Make an exact transcription of the material, leaving out all images.

(Data excerpts)
-=-=-
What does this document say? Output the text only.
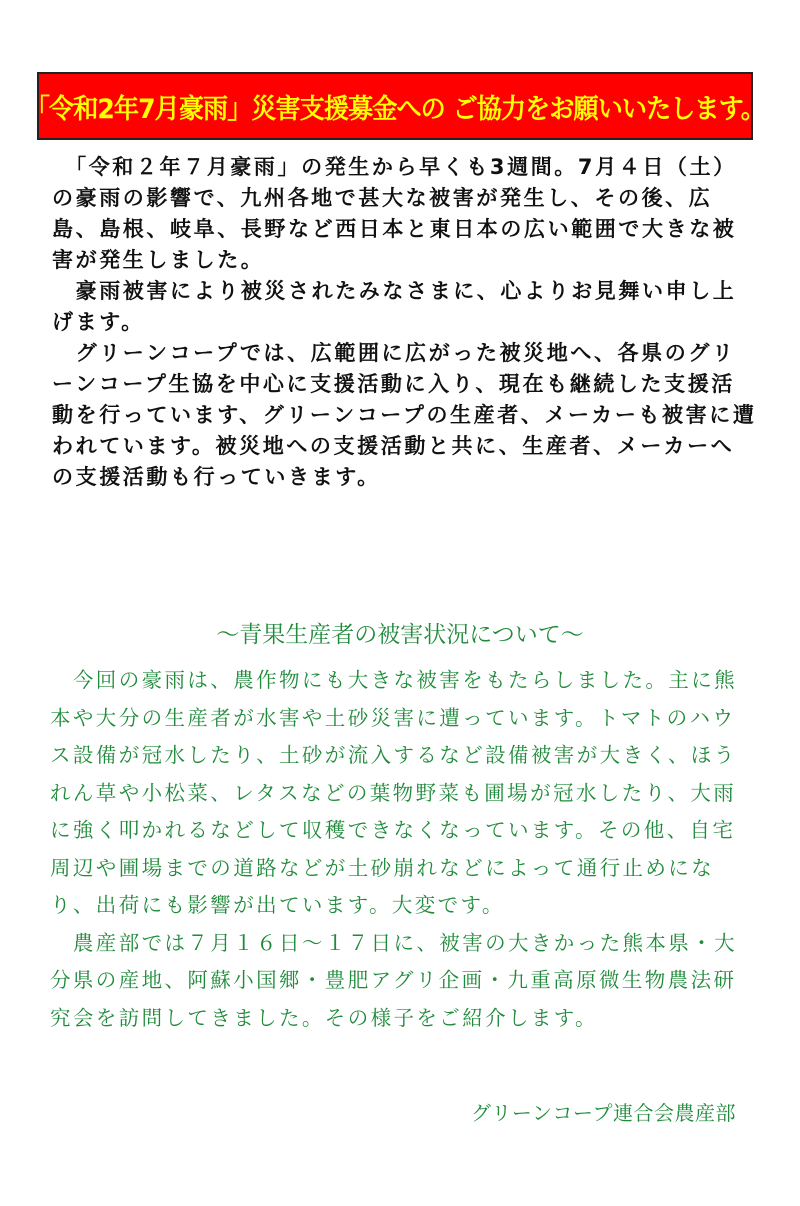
「令和2年7月豪雨」災害支援募金への ご協力をお願いいたします。

　「令和２年７月豪雨」の発生から早くも3週間。7月４日（土）の豪雨の影響で、九州各地で甚大な被害が発生し、その後、広島、島根、岐阜、長野など西日本と東日本の広い範囲で大きな被害が発生しました。

　豪雨被害により被災されたみなさまに、心よりお見舞い申し上げます。

　グリーンコープでは、広範囲に広がった被災地へ、各県のグリーンコープ生協を中心に支援活動に入り、現在も継続した支援活動を行っています、グリーンコープの生産者、メーカーも被害に遭われています。被災地への支援活動と共に、生産者、メーカーへの支援活動も行っていきます。

～青果生産者の被害状況について～

　今回の豪雨は、農作物にも大きな被害をもたらしました。主に熊本や大分の生産者が水害や土砂災害に遭っています。トマトのハウス設備が冠水したり、土砂が流入するなど設備被害が大きく、ほうれん草や小松菜、レタスなどの葉物野菜も圃場が冠水したり、大雨に強く叩かれるなどして収穫できなくなっています。その他、自宅周辺や圃場までの道路などが土砂崩れなどによって通行止めになり、出荷にも影響が出ています。大変です。

　農産部では７月１６日～１７日に、被害の大きかった熊本県・大分県の産地、阿蘇小国郷・豊肥アグリ企画・九重高原微生物農法研究会を訪問してきました。その様子をご紹介します。

グリーンコープ連合会農産部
-=-=-
» **Correct result**
What does this document say? Output the text only.
「令和2年7月豪雨」災害支援募金への ご協力をお願いいたします。

　「令和２年７月豪雨」の発生から早くも3週間。7月４日（土）の豪雨の影響で、九州各地で甚大な被害が発生し、その後、広島、島根、岐阜、長野など西日本と東日本の広い範囲で大きな被害が発生しました。

　豪雨被害により被災されたみなさまに、心よりお見舞い申し上げます。

　グリーンコープでは、広範囲に広がった被災地へ、各県のグリーンコープ生協を中心に支援活動に入り、現在も継続した支援活動を行っています、グリーンコープの生産者、メーカーも被害に遭われています。被災地への支援活動と共に、生産者、メーカーへの支援活動も行っていきます。

～青果生産者の被害状況について～

　今回の豪雨は、農作物にも大きな被害をもたらしました。主に熊本や大分の生産者が水害や土砂災害に遭っています。トマトのハウス設備が冠水したり、土砂が流入するなど設備被害が大きく、ほうれん草や小松菜、レタスなどの葉物野菜も圃場が冠水したり、大雨に強く叩かれるなどして収穫できなくなっています。その他、自宅周辺や圃場までの道路などが土砂崩れなどによって通行止めになり、出荷にも影響が出ています。大変です。

　農産部では７月１６日～１７日に、被害の大きかった熊本県・大分県の産地、阿蘇小国郷・豊肥アグリ企画・九重高原微生物農法研究会を訪問してきました。その様子をご紹介します。

グリーンコープ連合会農産部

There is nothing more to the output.